● **Instructions to follow**: Copy every line of the entries that includes the word "Robotics".

[Records from a collection]
----

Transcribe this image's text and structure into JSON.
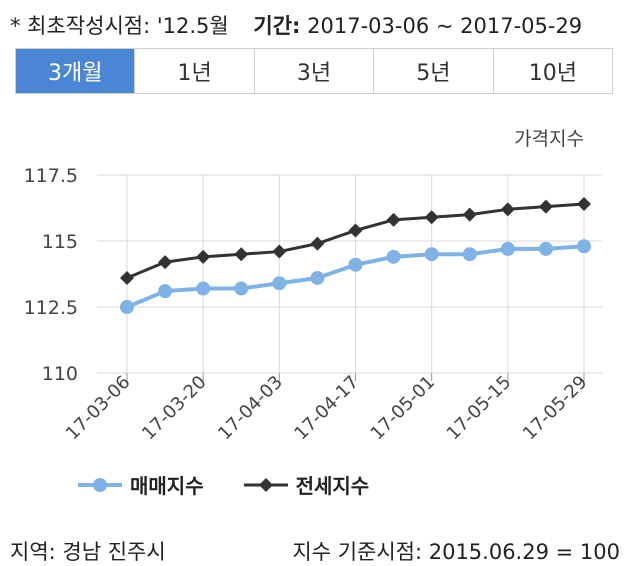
{
  "header": {
    "created_label": "* 최초작성시점:",
    "created_value": "'12.5월",
    "period_label": "기간:",
    "period_value": "2017-03-06 ~ 2017-05-29"
  },
  "tabs": [
    {
      "label": "3개월",
      "active": true
    },
    {
      "label": "1년",
      "active": false
    },
    {
      "label": "3년",
      "active": false
    },
    {
      "label": "5년",
      "active": false
    },
    {
      "label": "10년",
      "active": false
    }
  ],
  "footer": {
    "region": "지역: 경남 진주시",
    "base": "지수 기준시점: 2015.06.29 = 100"
  },
  "colors": {
    "active_tab": "#4a86d4",
    "series1": "#7fb3e8",
    "series2": "#333333",
    "grid": "#d9d9d9"
  },
  "chart_data": {
    "type": "line",
    "unit_label": "가격지수",
    "x": [
      "17-03-06",
      "17-03-13",
      "17-03-20",
      "17-03-27",
      "17-04-03",
      "17-04-10",
      "17-04-17",
      "17-04-24",
      "17-05-01",
      "17-05-08",
      "17-05-15",
      "17-05-22",
      "17-05-29"
    ],
    "xtick_labels": [
      "17-03-06",
      "17-03-20",
      "17-04-03",
      "17-04-17",
      "17-05-01",
      "17-05-15",
      "17-05-29"
    ],
    "yticks": [
      110,
      112.5,
      115,
      117.5
    ],
    "ylim": [
      110,
      117.5
    ],
    "series": [
      {
        "name": "매매지수",
        "marker": "circle",
        "color": "#7fb3e8",
        "values": [
          112.5,
          113.1,
          113.2,
          113.2,
          113.4,
          113.6,
          114.1,
          114.4,
          114.5,
          114.5,
          114.7,
          114.7,
          114.8
        ]
      },
      {
        "name": "전세지수",
        "marker": "diamond",
        "color": "#333333",
        "values": [
          113.6,
          114.2,
          114.4,
          114.5,
          114.6,
          114.9,
          115.4,
          115.8,
          115.9,
          116.0,
          116.2,
          116.3,
          116.4
        ]
      }
    ],
    "grid": true,
    "legend": "bottom-left"
  }
}
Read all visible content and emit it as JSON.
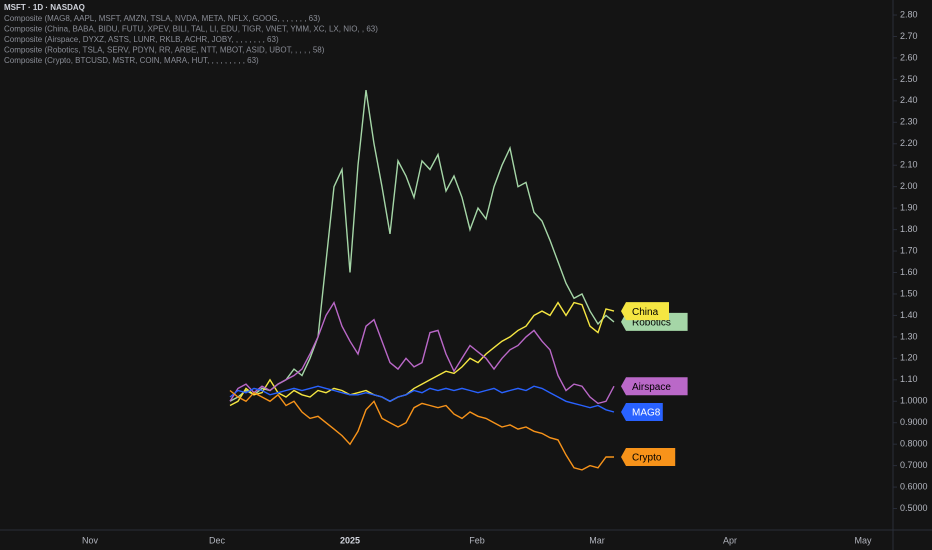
{
  "chart_data": {
    "type": "line",
    "title": "MSFT · 1D · NASDAQ",
    "legend_lines": [
      "Composite (MAG8, AAPL, MSFT, AMZN, TSLA, NVDA, META, NFLX, GOOG, , , , , , , 63)",
      "Composite (China, BABA, BIDU, FUTU, XPEV, BILI, TAL, LI, EDU, TIGR, VNET, YMM, XC, LX, NIO, , 63)",
      "Composite (Airspace, DYXZ, ASTS, LUNR, RKLB, ACHR, JOBY, , , , , , , , 63)",
      "Composite (Robotics, TSLA, SERV, PDYN, RR, ARBE, NTT, MBOT, ASID, UBOT, , , , , 58)",
      "Composite (Crypto, BTCUSD, MSTR, COIN, MARA, HUT, , , , , , , , , 63)"
    ],
    "x_labels": [
      "Nov",
      "Dec",
      "2025",
      "Feb",
      "Mar",
      "Apr",
      "May"
    ],
    "ylim": [
      0.4,
      2.87
    ],
    "yticks": [
      {
        "value": 2.8,
        "label": "2.80"
      },
      {
        "value": 2.7,
        "label": "2.70"
      },
      {
        "value": 2.6,
        "label": "2.60"
      },
      {
        "value": 2.5,
        "label": "2.50"
      },
      {
        "value": 2.4,
        "label": "2.40"
      },
      {
        "value": 2.3,
        "label": "2.30"
      },
      {
        "value": 2.2,
        "label": "2.20"
      },
      {
        "value": 2.1,
        "label": "2.10"
      },
      {
        "value": 2.0,
        "label": "2.00"
      },
      {
        "value": 1.9,
        "label": "1.90"
      },
      {
        "value": 1.8,
        "label": "1.80"
      },
      {
        "value": 1.7,
        "label": "1.70"
      },
      {
        "value": 1.6,
        "label": "1.60"
      },
      {
        "value": 1.5,
        "label": "1.50"
      },
      {
        "value": 1.4,
        "label": "1.40"
      },
      {
        "value": 1.3,
        "label": "1.30"
      },
      {
        "value": 1.2,
        "label": "1.20"
      },
      {
        "value": 1.1,
        "label": "1.10"
      },
      {
        "value": 1.0,
        "label": "1.0000"
      },
      {
        "value": 0.9,
        "label": "0.9000"
      },
      {
        "value": 0.8,
        "label": "0.8000"
      },
      {
        "value": 0.7,
        "label": "0.7000"
      },
      {
        "value": 0.6,
        "label": "0.6000"
      },
      {
        "value": 0.5,
        "label": "0.5000"
      }
    ],
    "series": [
      {
        "name": "Robotics",
        "color": "#a5d6a7",
        "values": [
          1.0,
          1.02,
          1.05,
          1.03,
          1.06,
          1.05,
          1.08,
          1.1,
          1.15,
          1.12,
          1.2,
          1.3,
          1.65,
          2.0,
          2.08,
          1.6,
          2.1,
          2.45,
          2.2,
          2.0,
          1.78,
          2.12,
          2.05,
          1.95,
          2.12,
          2.08,
          2.15,
          1.98,
          2.05,
          1.95,
          1.8,
          1.9,
          1.85,
          2.0,
          2.1,
          2.18,
          2.0,
          2.02,
          1.88,
          1.84,
          1.75,
          1.65,
          1.55,
          1.48,
          1.5,
          1.42,
          1.36,
          1.4,
          1.37
        ]
      },
      {
        "name": "China",
        "color": "#f5e642",
        "values": [
          0.98,
          1.0,
          1.06,
          1.03,
          1.04,
          1.1,
          1.04,
          1.02,
          1.05,
          1.03,
          1.02,
          1.05,
          1.04,
          1.06,
          1.05,
          1.03,
          1.04,
          1.05,
          1.03,
          1.02,
          1.0,
          1.02,
          1.03,
          1.06,
          1.08,
          1.1,
          1.12,
          1.14,
          1.13,
          1.16,
          1.2,
          1.18,
          1.22,
          1.25,
          1.28,
          1.3,
          1.33,
          1.35,
          1.4,
          1.42,
          1.4,
          1.46,
          1.4,
          1.46,
          1.45,
          1.35,
          1.32,
          1.43,
          1.42
        ]
      },
      {
        "name": "Airspace",
        "color": "#ba68c8",
        "values": [
          1.0,
          1.06,
          1.08,
          1.04,
          1.07,
          1.05,
          1.08,
          1.1,
          1.12,
          1.15,
          1.22,
          1.3,
          1.4,
          1.46,
          1.35,
          1.28,
          1.22,
          1.35,
          1.38,
          1.28,
          1.18,
          1.15,
          1.2,
          1.16,
          1.18,
          1.32,
          1.33,
          1.22,
          1.14,
          1.2,
          1.26,
          1.23,
          1.2,
          1.15,
          1.2,
          1.24,
          1.26,
          1.3,
          1.33,
          1.28,
          1.24,
          1.12,
          1.05,
          1.08,
          1.07,
          1.02,
          0.99,
          1.0,
          1.07
        ]
      },
      {
        "name": "MAG8",
        "color": "#2962ff",
        "values": [
          1.02,
          1.05,
          1.04,
          1.06,
          1.05,
          1.03,
          1.04,
          1.05,
          1.06,
          1.05,
          1.06,
          1.07,
          1.06,
          1.05,
          1.04,
          1.03,
          1.03,
          1.04,
          1.03,
          1.02,
          1.0,
          1.02,
          1.03,
          1.05,
          1.04,
          1.06,
          1.05,
          1.06,
          1.05,
          1.06,
          1.05,
          1.04,
          1.05,
          1.06,
          1.04,
          1.05,
          1.06,
          1.05,
          1.07,
          1.06,
          1.04,
          1.02,
          1.0,
          0.99,
          0.98,
          0.97,
          0.98,
          0.96,
          0.95
        ]
      },
      {
        "name": "Crypto",
        "color": "#f7931a",
        "values": [
          1.05,
          1.02,
          1.0,
          1.04,
          1.02,
          1.0,
          1.03,
          0.98,
          1.0,
          0.95,
          0.92,
          0.93,
          0.9,
          0.87,
          0.84,
          0.8,
          0.86,
          0.96,
          1.0,
          0.92,
          0.9,
          0.88,
          0.9,
          0.97,
          0.99,
          0.98,
          0.97,
          0.98,
          0.94,
          0.92,
          0.95,
          0.93,
          0.92,
          0.9,
          0.88,
          0.89,
          0.87,
          0.88,
          0.86,
          0.85,
          0.83,
          0.82,
          0.75,
          0.69,
          0.68,
          0.7,
          0.69,
          0.74,
          0.74
        ]
      }
    ]
  }
}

----

● **Written answer**:
      "Composite (Robotics, TSLA, SERV, PDYN, RR, ARBE, NTT, MBOT, ASID, UBOT, , , , , 58)",
        "name": "Robotics",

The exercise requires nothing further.